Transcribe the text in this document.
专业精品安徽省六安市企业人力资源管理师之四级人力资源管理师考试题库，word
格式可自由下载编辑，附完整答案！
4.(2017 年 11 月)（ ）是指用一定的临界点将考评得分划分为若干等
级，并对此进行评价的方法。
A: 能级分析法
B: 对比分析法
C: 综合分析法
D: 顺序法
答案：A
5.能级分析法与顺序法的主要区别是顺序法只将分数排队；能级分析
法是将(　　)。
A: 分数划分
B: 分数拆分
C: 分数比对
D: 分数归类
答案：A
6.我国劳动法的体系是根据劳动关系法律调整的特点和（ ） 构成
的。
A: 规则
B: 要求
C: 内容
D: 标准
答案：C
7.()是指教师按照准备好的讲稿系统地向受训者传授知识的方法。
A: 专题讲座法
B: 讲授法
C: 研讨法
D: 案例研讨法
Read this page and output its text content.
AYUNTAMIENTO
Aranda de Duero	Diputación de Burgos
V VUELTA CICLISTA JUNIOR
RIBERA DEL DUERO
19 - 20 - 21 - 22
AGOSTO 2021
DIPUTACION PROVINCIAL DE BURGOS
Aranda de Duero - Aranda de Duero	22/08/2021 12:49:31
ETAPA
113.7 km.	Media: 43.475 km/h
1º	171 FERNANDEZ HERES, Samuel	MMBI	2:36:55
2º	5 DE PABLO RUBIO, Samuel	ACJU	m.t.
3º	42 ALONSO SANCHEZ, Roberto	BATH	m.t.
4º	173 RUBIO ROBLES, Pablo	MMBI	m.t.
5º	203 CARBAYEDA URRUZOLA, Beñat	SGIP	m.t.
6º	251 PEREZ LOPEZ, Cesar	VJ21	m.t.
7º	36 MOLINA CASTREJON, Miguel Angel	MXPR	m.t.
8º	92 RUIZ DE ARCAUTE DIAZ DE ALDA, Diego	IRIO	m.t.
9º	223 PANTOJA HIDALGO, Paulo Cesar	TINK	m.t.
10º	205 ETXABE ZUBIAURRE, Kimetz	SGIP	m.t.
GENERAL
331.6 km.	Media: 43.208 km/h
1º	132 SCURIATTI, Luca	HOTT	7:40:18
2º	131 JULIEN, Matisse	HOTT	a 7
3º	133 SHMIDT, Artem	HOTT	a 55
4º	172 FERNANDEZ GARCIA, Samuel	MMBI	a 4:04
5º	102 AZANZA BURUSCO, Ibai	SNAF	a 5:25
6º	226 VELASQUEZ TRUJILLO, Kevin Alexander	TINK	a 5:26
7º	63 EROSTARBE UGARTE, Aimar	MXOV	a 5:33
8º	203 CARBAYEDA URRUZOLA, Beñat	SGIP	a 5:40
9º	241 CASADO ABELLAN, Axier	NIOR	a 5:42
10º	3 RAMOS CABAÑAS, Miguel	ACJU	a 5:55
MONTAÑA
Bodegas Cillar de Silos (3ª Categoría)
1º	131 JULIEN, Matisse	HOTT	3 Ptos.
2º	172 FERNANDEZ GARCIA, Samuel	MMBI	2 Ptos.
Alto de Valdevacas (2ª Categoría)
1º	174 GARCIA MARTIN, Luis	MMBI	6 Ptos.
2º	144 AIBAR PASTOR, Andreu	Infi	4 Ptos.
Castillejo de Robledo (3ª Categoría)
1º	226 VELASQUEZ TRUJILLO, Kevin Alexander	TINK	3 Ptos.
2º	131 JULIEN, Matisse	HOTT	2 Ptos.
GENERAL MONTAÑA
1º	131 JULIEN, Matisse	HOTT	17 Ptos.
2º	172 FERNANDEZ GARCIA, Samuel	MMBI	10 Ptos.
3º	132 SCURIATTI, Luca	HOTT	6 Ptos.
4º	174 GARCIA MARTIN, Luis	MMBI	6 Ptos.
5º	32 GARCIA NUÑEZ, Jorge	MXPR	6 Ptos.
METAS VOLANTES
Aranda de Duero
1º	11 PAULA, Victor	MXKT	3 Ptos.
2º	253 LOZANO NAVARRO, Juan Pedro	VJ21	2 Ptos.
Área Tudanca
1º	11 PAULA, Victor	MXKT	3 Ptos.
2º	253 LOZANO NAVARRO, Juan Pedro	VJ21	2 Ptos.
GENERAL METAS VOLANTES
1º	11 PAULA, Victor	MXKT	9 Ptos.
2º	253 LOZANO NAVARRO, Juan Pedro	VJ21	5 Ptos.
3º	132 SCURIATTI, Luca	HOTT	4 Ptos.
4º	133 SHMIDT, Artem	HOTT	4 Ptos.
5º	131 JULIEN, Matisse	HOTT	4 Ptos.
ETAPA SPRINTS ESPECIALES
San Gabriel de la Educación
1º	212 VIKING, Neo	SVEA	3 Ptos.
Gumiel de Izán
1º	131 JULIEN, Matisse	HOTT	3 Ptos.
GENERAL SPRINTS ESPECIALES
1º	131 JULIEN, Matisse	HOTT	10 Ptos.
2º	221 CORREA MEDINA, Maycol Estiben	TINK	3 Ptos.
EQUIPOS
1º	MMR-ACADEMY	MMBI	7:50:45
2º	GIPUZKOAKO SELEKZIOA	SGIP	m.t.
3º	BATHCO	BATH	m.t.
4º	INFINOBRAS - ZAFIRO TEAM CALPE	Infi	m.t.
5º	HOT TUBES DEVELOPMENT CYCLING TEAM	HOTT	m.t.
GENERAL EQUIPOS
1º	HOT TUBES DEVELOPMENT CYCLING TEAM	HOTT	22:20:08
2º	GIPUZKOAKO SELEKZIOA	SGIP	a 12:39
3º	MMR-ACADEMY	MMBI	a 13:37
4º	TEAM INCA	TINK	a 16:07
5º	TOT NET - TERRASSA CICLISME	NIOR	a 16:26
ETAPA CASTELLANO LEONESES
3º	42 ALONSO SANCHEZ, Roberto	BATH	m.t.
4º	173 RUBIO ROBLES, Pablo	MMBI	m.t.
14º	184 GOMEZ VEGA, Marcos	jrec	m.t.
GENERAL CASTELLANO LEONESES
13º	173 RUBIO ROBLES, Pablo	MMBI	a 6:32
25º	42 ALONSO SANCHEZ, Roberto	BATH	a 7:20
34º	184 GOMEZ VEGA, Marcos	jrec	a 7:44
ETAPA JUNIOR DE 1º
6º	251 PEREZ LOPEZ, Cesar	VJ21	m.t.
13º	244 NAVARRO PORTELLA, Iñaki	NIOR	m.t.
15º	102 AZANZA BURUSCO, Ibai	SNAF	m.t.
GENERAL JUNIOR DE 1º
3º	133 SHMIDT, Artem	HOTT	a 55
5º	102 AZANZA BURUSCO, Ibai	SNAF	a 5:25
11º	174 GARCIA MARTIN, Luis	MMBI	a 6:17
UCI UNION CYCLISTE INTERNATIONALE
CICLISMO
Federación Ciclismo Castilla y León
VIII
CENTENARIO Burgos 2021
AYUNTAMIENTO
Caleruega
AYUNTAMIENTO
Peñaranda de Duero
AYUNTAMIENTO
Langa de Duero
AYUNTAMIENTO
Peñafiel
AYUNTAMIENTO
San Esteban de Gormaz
-------------------------
:: PROBLEM TO WORK ON ::
Tally the lines that hold the string "Kevin" and state the total, nothing more.

:: SOLUTION TO THIS EXERCISE ::
2